§ **Raw records**:

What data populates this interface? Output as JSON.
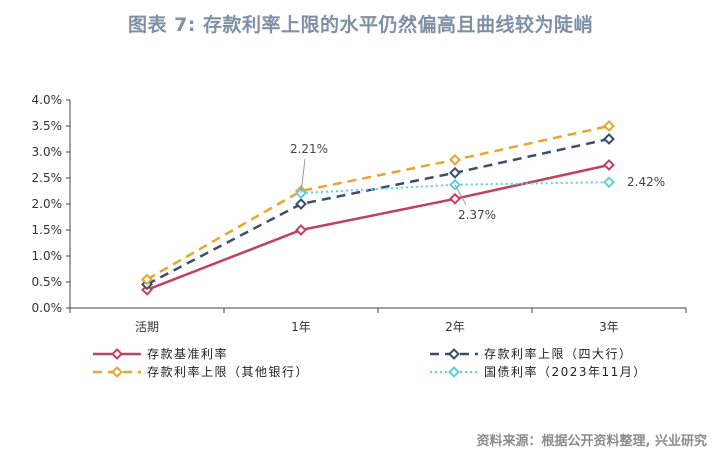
{
  "title": "图表 7:  存款利率上限的水平仍然偏高且曲线较为陡峭",
  "source": "资料来源：根据公开资料整理, 兴业研究",
  "chart_data": {
    "type": "line",
    "categories": [
      "活期",
      "1年",
      "2年",
      "3年"
    ],
    "ylim": [
      0,
      4.0
    ],
    "yticks": [
      "0.0%",
      "0.5%",
      "1.0%",
      "1.5%",
      "2.0%",
      "2.5%",
      "3.0%",
      "3.5%",
      "4.0%"
    ],
    "grid": false,
    "legend_position": "bottom",
    "series": [
      {
        "name": "存款基准利率",
        "values": [
          0.35,
          1.5,
          2.1,
          2.75
        ],
        "color": "#c0425c",
        "dash": "solid",
        "marker": "diamond"
      },
      {
        "name": "存款利率上限（四大行）",
        "values": [
          0.455,
          2.0,
          2.6,
          3.25
        ],
        "color": "#3b4e6e",
        "dash": "dashed",
        "marker": "diamond"
      },
      {
        "name": "存款利率上限（其他银行）",
        "values": [
          0.55,
          2.25,
          2.85,
          3.5
        ],
        "color": "#e8a530",
        "dash": "dashed",
        "marker": "diamond"
      },
      {
        "name": "国债利率（2023年11月）",
        "values": [
          null,
          2.21,
          2.37,
          2.42
        ],
        "color": "#5fd0dc",
        "dash": "dotted",
        "marker": "diamond"
      }
    ],
    "annotations": [
      {
        "text": "2.21%",
        "series": 3,
        "index": 1
      },
      {
        "text": "2.37%",
        "series": 3,
        "index": 2
      },
      {
        "text": "2.42%",
        "series": 3,
        "index": 3
      }
    ]
  }
}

§ **Set problem**: Scan the material above for the string "dash" and return the lines that hold it.

§ **Output**:
        "dash": "solid",
        "dash": "dashed",
        "dash": "dashed",
        "dash": "dotted",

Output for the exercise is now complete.